Set each entry down verbatim, omitting images.

[Dataset entries]
******

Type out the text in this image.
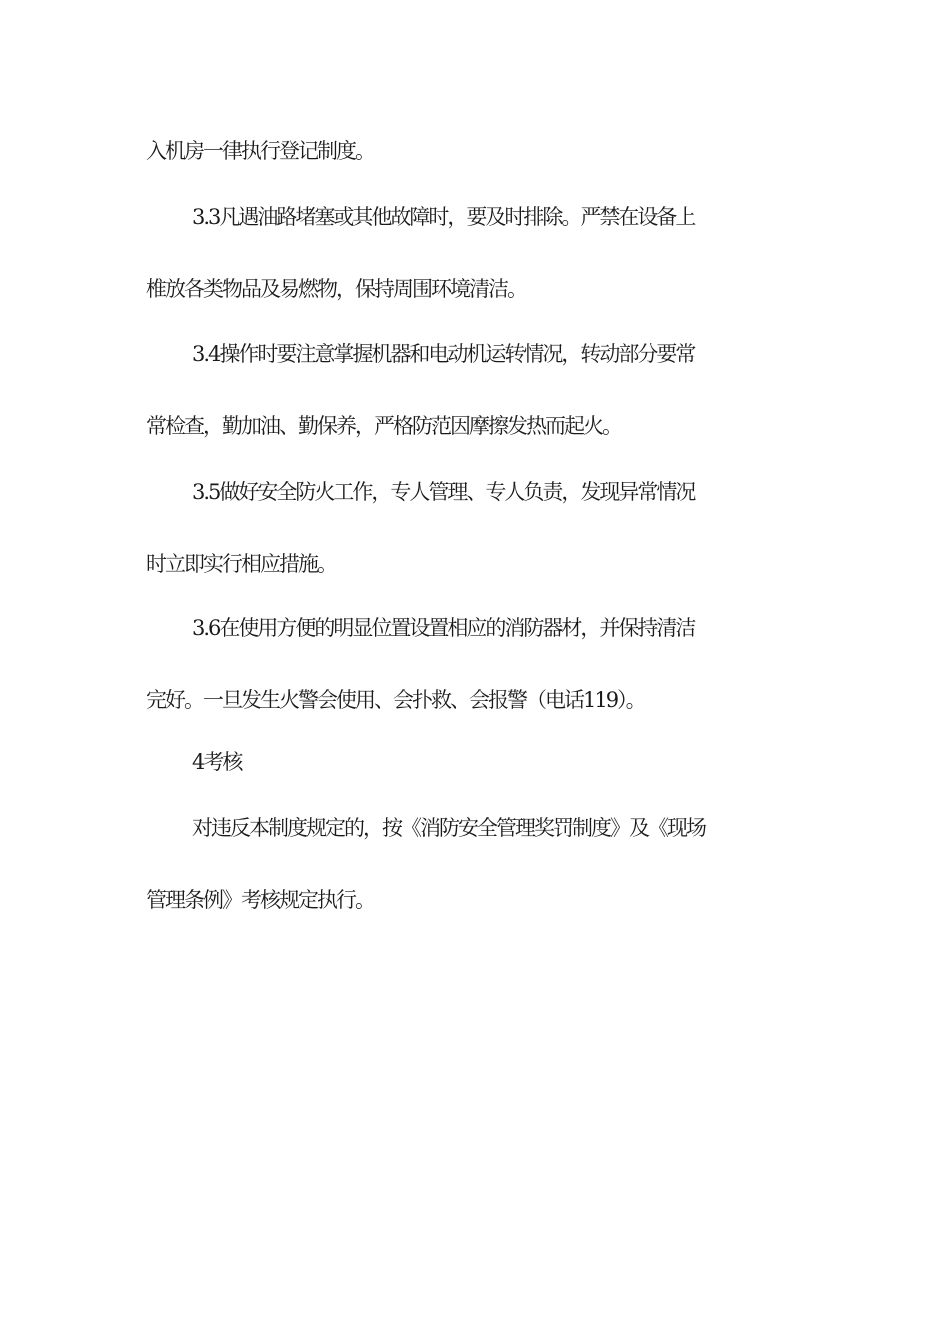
入机房一律执行登记制度。
3.3凡遇油路堵塞或其他故障时，要及时排除。严禁在设备上
椎放各类物品及易燃物，保持周围环境清洁。
3.4操作时要注意掌握机器和电动机运转情况，转动部分要常
常检查，勤加油、勤保养，严格防范因摩擦发热而起火。
3.5做好安全防火工作，专人管理、专人负责，发现异常情况
时立即实行相应措施。
3.6在使用方便的明显位置设置相应的消防器材，并保持清洁
完好。一旦发生火警会使用、会扑救、会报警（电话119）。
4考核
对违反本制度规定的，按《消防安全管理奖罚制度》及《现场
管理条例》考核规定执行。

******

Result below:
Type out the text in this image.
入机房一律执行登记制度。
3.3凡遇油路堵塞或其他故障时，要及时排除。严禁在设备上
椎放各类物品及易燃物，保持周围环境清洁。
3.4操作时要注意掌握机器和电动机运转情况，转动部分要常
常检查，勤加油、勤保养，严格防范因摩擦发热而起火。
3.5做好安全防火工作，专人管理、专人负责，发现异常情况
时立即实行相应措施。
3.6在使用方便的明显位置设置相应的消防器材，并保持清洁
完好。一旦发生火警会使用、会扑救、会报警（电话119）。
4考核
对违反本制度规定的，按《消防安全管理奖罚制度》及《现场
管理条例》考核规定执行。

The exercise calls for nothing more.